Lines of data

## begin

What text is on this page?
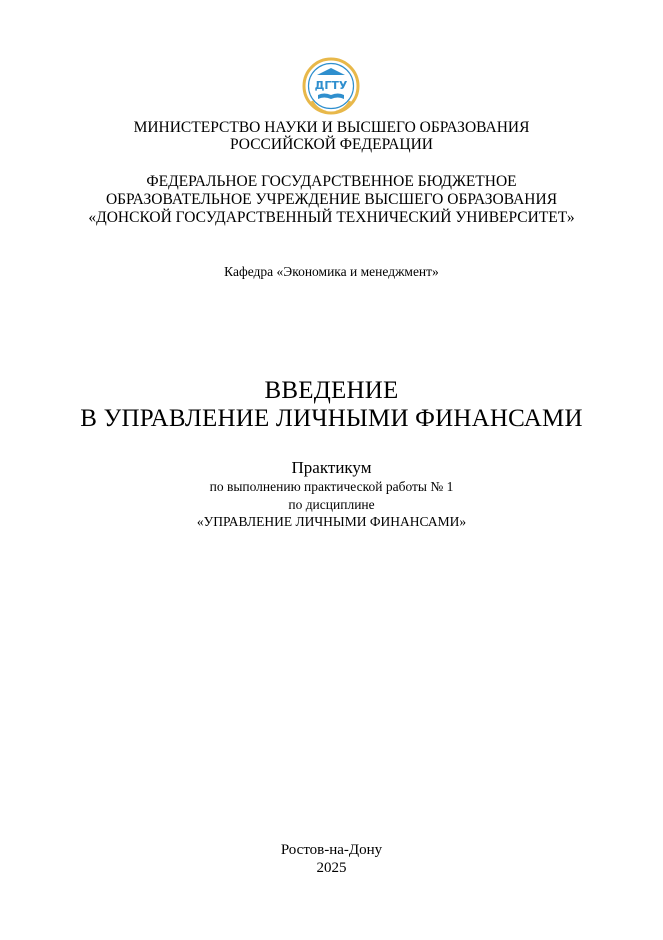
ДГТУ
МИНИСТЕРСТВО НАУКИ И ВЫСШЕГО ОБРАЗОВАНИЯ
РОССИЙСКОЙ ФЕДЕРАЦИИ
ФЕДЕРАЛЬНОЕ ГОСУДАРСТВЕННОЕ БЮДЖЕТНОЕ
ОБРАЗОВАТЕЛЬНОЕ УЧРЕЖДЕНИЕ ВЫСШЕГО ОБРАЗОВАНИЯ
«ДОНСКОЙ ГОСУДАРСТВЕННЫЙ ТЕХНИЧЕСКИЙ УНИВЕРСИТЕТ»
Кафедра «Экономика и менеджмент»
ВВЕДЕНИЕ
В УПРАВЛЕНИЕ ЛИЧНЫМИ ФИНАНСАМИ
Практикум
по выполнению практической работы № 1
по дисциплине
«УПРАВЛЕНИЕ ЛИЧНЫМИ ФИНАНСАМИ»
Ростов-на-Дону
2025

## end
## begin

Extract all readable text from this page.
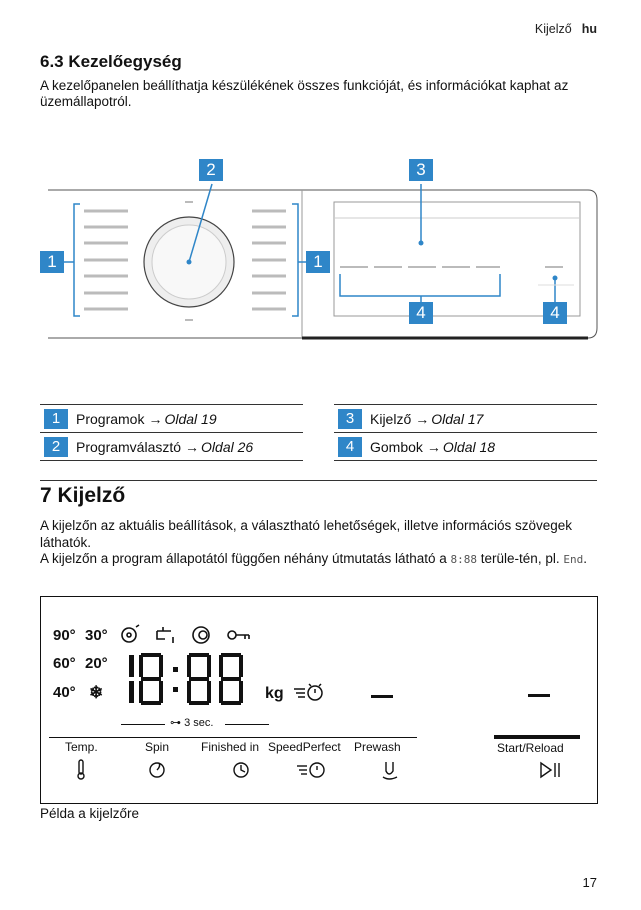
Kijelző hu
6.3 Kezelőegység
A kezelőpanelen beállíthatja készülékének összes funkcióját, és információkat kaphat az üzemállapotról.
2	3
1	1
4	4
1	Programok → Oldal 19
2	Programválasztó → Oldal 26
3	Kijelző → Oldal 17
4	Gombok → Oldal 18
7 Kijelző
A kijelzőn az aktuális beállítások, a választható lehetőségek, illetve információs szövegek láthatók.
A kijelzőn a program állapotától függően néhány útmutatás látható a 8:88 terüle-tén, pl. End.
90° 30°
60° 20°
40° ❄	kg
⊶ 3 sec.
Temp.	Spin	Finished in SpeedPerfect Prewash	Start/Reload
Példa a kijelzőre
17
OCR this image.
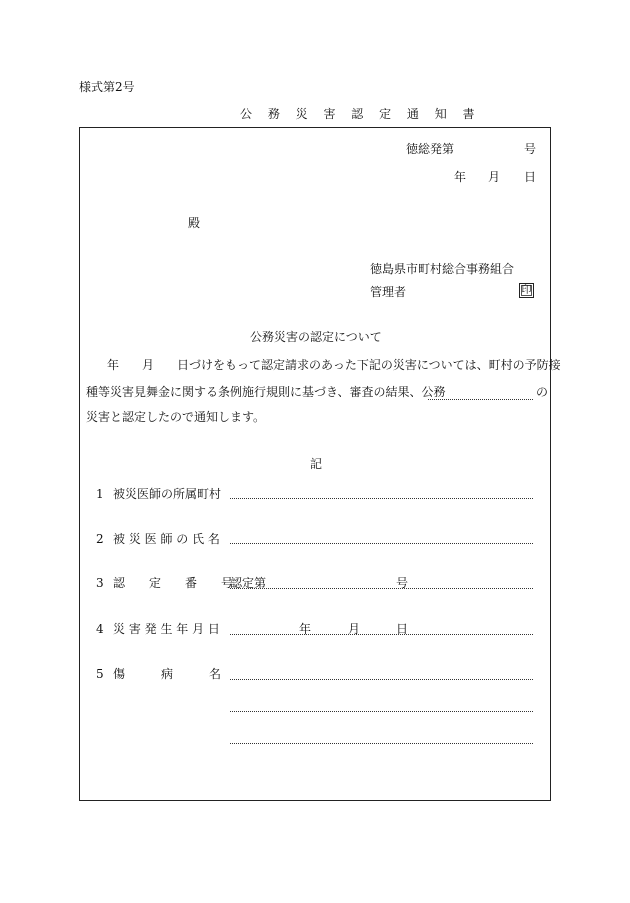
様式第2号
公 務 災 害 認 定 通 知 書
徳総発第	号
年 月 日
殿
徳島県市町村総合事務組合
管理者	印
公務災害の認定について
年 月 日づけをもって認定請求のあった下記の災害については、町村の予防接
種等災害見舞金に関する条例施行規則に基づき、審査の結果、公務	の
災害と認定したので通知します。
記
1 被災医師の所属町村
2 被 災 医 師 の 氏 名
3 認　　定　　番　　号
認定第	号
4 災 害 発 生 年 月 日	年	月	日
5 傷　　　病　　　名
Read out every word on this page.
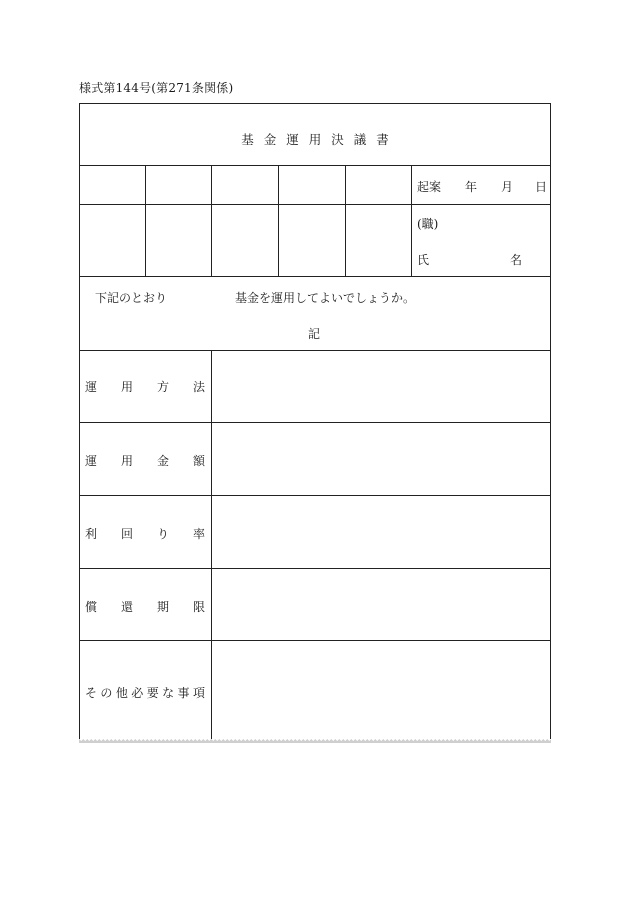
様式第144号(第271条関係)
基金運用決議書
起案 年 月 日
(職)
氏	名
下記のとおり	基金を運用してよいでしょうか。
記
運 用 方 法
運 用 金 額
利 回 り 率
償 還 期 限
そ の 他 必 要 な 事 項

## end

**SET TASK**
Each line above that includes "text" should be shown.

**ANSWER FOR THIS EXERCISE**
What text is on this page?
Extract all readable text from this page.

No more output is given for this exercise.